-- START OF Record excerpts --

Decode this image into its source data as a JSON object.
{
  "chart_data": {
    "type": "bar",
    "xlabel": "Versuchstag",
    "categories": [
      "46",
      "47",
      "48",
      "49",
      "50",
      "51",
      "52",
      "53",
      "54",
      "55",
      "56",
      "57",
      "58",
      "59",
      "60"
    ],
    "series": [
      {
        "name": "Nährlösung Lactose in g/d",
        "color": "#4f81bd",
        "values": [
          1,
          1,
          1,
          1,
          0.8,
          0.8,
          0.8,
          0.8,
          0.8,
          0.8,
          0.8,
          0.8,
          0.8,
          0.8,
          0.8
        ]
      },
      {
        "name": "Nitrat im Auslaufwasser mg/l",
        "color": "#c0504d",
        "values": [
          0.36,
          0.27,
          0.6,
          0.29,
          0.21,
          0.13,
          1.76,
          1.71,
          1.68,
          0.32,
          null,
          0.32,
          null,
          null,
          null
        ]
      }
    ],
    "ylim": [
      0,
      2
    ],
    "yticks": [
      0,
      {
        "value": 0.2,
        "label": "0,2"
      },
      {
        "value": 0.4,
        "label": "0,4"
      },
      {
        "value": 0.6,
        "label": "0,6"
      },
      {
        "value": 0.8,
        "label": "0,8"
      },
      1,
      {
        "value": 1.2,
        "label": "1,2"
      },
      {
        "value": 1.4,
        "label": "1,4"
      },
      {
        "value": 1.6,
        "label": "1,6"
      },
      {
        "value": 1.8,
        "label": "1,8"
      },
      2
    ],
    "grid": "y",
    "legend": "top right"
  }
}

-- END OF Record excerpts --

*Job*
Go through the listing and print each line exactly as it appears.

*Answer to this exercise*
Decode this image into its source data as a JSON object.
{
  "chart_data": {
    "type": "bar",
    "xlabel": "Versuchstag",
    "categories": [
      "46",
      "47",
      "48",
      "49",
      "50",
      "51",
      "52",
      "53",
      "54",
      "55",
      "56",
      "57",
      "58",
      "59",
      "60"
    ],
    "series": [
      {
        "name": "Nährlösung Lactose in g/d",
        "color": "#4f81bd",
        "values": [
          1,
          1,
          1,
          1,
          0.8,
          0.8,
          0.8,
          0.8,
          0.8,
          0.8,
          0.8,
          0.8,
          0.8,
          0.8,
          0.8
        ]
      },
      {
        "name": "Nitrat im Auslaufwasser mg/l",
        "color": "#c0504d",
        "values": [
          0.36,
          0.27,
          0.6,
          0.29,
          0.21,
          0.13,
          1.76,
          1.71,
          1.68,
          0.32,
          null,
          0.32,
          null,
          null,
          null
        ]
      }
    ],
    "ylim": [
      0,
      2
    ],
    "yticks": [
      0,
      {
        "value": 0.2,
        "label": "0,2"
      },
      {
        "value": 0.4,
        "label": "0,4"
      },
      {
        "value": 0.6,
        "label": "0,6"
      },
      {
        "value": 0.8,
        "label": "0,8"
      },
      1,
      {
        "value": 1.2,
        "label": "1,2"
      },
      {
        "value": 1.4,
        "label": "1,4"
      },
      {
        "value": 1.6,
        "label": "1,6"
      },
      {
        "value": 1.8,
        "label": "1,8"
      },
      2
    ],
    "grid": "y",
    "legend": "top right"
  }
}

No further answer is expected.